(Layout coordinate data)
[start]

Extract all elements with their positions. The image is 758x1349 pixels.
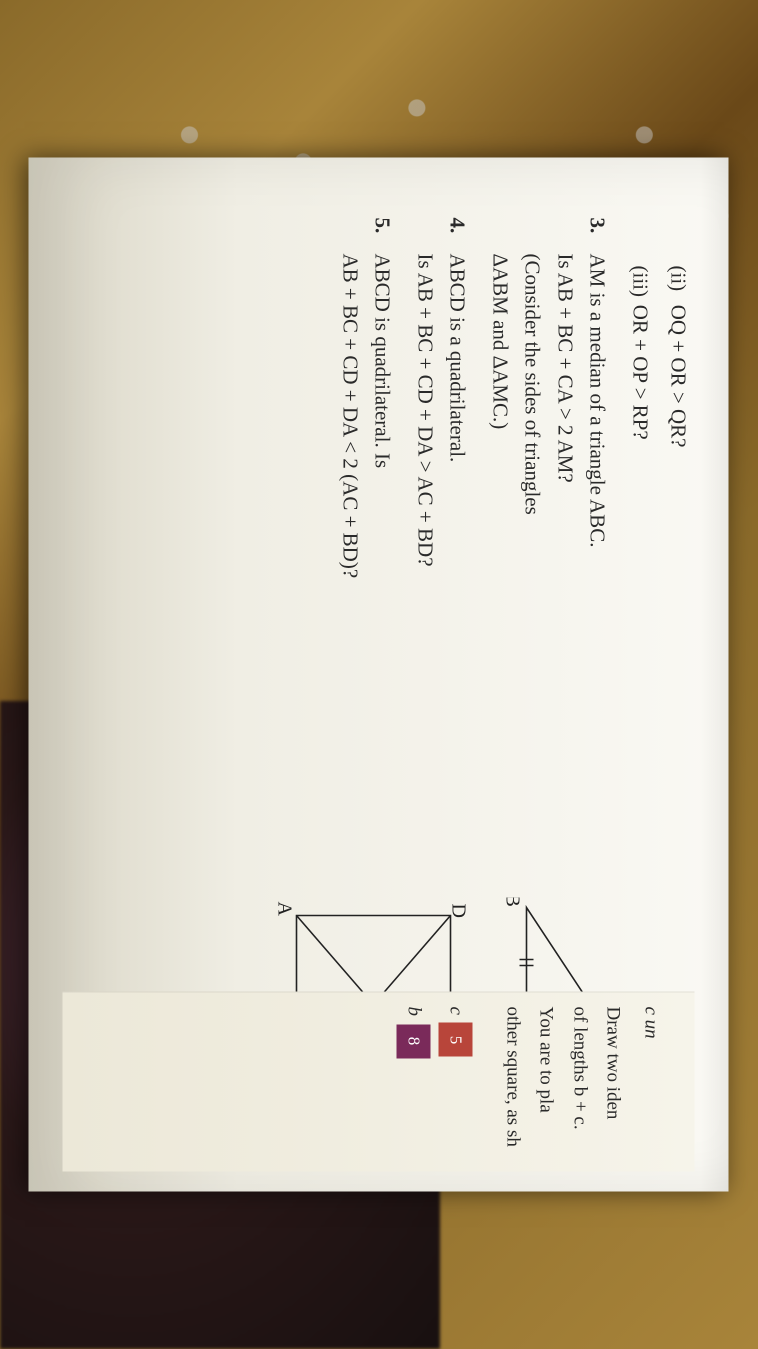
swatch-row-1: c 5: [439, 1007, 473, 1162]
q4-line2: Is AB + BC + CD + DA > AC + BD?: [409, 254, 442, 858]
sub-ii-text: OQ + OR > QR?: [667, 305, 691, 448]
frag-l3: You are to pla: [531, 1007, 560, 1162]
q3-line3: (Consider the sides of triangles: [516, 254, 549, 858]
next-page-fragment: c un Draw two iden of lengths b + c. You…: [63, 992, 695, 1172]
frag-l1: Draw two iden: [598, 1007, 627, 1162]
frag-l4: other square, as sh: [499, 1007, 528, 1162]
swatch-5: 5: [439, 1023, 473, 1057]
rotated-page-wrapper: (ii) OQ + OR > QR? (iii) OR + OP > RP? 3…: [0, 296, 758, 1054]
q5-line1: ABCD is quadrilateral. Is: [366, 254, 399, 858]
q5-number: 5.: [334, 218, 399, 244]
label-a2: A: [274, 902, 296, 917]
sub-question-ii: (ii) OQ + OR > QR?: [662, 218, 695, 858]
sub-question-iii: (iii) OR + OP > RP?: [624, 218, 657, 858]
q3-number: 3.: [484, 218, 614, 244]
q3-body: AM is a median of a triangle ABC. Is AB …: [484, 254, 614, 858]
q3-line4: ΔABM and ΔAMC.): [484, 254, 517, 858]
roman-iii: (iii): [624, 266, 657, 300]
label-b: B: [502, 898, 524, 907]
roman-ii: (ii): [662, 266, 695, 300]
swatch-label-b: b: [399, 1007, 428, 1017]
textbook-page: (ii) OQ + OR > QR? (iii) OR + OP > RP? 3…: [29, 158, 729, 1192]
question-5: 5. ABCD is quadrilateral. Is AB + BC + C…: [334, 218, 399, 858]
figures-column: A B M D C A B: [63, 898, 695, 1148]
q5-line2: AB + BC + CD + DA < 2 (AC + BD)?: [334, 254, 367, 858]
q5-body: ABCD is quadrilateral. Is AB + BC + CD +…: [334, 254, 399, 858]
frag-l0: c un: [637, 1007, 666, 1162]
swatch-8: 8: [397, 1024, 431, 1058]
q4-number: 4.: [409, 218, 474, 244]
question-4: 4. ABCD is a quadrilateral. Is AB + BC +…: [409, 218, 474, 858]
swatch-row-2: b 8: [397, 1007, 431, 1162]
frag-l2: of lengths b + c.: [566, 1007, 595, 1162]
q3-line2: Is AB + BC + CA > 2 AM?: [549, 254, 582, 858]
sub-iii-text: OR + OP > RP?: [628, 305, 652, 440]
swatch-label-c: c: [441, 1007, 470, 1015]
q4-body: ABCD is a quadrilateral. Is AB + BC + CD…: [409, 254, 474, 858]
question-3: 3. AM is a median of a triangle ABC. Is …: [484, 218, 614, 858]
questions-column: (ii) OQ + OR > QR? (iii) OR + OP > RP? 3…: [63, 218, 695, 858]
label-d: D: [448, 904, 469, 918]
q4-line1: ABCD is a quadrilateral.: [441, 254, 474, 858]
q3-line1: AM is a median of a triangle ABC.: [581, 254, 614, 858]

[end]
[start]

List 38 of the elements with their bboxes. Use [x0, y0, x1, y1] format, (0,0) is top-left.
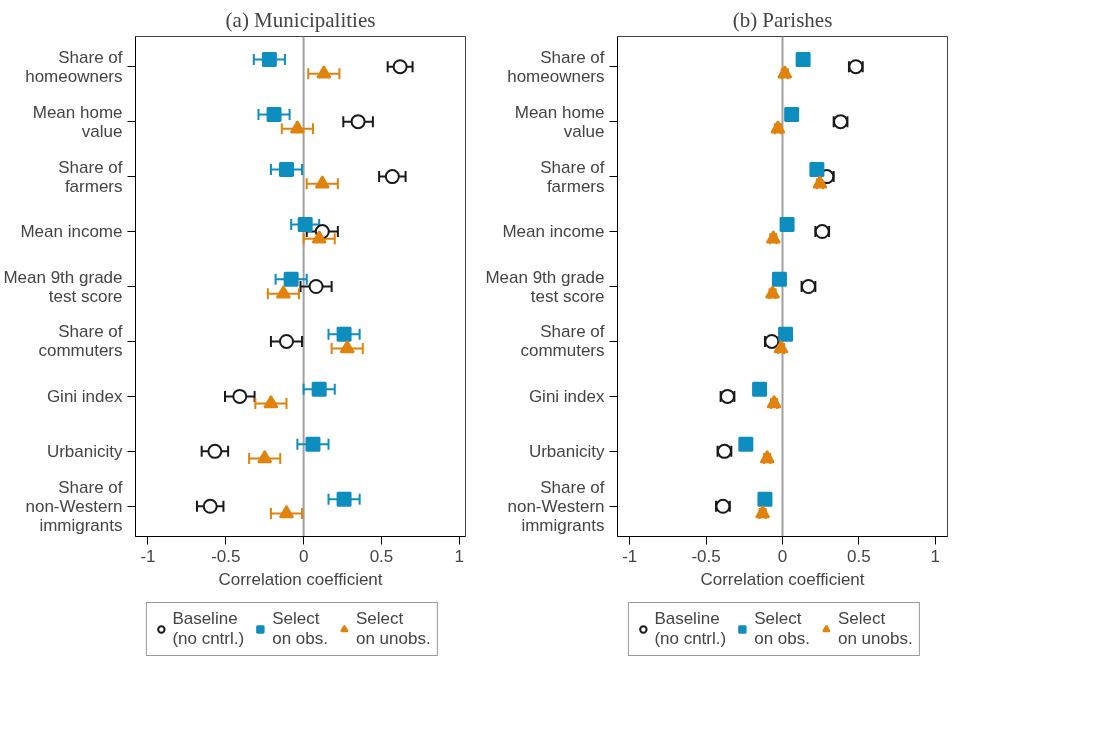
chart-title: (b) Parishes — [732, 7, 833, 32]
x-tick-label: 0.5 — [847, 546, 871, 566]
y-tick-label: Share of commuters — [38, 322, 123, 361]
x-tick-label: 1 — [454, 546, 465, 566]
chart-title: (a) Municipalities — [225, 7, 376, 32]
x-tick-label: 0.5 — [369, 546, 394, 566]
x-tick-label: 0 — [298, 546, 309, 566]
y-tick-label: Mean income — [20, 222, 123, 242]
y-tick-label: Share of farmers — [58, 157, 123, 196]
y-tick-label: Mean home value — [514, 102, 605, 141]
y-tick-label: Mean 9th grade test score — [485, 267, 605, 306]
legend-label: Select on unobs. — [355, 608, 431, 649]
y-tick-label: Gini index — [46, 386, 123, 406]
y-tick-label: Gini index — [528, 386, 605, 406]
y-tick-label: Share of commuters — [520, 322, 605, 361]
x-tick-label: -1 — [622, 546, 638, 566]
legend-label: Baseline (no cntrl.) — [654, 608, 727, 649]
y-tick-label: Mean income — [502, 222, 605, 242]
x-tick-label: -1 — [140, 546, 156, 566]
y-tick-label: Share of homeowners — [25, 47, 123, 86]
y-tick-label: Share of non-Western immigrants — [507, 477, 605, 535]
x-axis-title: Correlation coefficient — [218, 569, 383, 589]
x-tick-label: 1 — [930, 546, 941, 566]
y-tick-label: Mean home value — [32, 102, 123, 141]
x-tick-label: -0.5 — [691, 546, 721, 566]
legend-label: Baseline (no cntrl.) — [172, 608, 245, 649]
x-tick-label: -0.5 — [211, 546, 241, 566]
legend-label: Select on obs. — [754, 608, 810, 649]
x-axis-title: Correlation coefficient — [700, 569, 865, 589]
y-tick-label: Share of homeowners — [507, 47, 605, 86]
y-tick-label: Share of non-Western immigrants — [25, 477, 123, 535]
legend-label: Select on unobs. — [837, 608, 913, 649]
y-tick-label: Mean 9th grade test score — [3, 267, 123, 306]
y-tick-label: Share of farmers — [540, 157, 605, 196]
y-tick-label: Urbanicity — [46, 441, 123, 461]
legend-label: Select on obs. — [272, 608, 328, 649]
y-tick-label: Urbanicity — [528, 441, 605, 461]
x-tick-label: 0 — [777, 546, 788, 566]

[end]
[start]

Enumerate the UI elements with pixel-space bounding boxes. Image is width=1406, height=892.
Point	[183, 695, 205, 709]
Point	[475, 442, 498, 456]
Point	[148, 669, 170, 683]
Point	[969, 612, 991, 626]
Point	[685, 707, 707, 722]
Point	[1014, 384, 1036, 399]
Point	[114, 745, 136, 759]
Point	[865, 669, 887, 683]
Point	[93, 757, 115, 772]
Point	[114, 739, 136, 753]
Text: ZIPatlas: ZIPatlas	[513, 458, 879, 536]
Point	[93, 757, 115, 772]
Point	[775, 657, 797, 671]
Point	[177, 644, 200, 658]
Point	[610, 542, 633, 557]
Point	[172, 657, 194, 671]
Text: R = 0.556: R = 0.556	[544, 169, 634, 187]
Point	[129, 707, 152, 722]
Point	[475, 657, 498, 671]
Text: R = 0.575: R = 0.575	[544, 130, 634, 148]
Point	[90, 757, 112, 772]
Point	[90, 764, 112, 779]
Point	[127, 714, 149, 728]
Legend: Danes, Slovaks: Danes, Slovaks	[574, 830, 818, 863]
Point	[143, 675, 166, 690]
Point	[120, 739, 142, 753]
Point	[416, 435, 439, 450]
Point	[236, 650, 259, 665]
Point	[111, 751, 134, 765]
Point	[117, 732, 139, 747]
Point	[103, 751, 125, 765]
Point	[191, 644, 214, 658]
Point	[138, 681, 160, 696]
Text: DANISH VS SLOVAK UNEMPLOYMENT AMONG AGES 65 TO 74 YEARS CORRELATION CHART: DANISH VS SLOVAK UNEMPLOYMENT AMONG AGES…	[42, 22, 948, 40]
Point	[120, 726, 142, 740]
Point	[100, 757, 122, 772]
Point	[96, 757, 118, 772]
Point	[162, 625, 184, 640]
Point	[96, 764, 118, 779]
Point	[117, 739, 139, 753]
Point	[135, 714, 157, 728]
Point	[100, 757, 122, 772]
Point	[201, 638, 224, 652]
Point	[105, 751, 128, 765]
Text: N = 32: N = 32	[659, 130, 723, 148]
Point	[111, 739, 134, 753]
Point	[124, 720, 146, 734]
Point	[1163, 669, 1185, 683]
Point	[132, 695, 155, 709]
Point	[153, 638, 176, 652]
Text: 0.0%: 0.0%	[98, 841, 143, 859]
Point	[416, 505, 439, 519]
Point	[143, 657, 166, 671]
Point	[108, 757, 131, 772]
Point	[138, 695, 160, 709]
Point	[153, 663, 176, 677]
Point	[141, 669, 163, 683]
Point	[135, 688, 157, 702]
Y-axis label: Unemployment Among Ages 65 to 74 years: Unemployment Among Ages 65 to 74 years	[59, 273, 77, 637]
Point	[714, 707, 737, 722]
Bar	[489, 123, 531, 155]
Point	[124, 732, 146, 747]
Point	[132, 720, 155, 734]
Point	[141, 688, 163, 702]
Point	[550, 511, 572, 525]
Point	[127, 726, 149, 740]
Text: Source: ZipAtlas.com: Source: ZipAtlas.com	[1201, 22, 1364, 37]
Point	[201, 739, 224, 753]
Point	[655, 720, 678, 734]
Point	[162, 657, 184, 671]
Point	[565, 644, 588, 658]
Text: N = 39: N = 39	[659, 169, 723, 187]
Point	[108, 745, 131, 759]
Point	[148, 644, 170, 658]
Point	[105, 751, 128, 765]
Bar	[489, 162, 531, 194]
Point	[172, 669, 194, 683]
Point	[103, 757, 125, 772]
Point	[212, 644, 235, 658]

[end]

WHAT YOU SHOULD DO:
Return everything from the line containing "Enumerate the UI" down through the line containing "739, 136, 753]", including both of those lines, copied character for character.

ANSWER BELOW:
Enumerate the UI elements with pixel-space bounding boxes. Image is width=1406, height=892.
Point	[183, 695, 205, 709]
Point	[475, 442, 498, 456]
Point	[148, 669, 170, 683]
Point	[969, 612, 991, 626]
Point	[685, 707, 707, 722]
Point	[1014, 384, 1036, 399]
Point	[114, 745, 136, 759]
Point	[865, 669, 887, 683]
Point	[93, 757, 115, 772]
Point	[114, 739, 136, 753]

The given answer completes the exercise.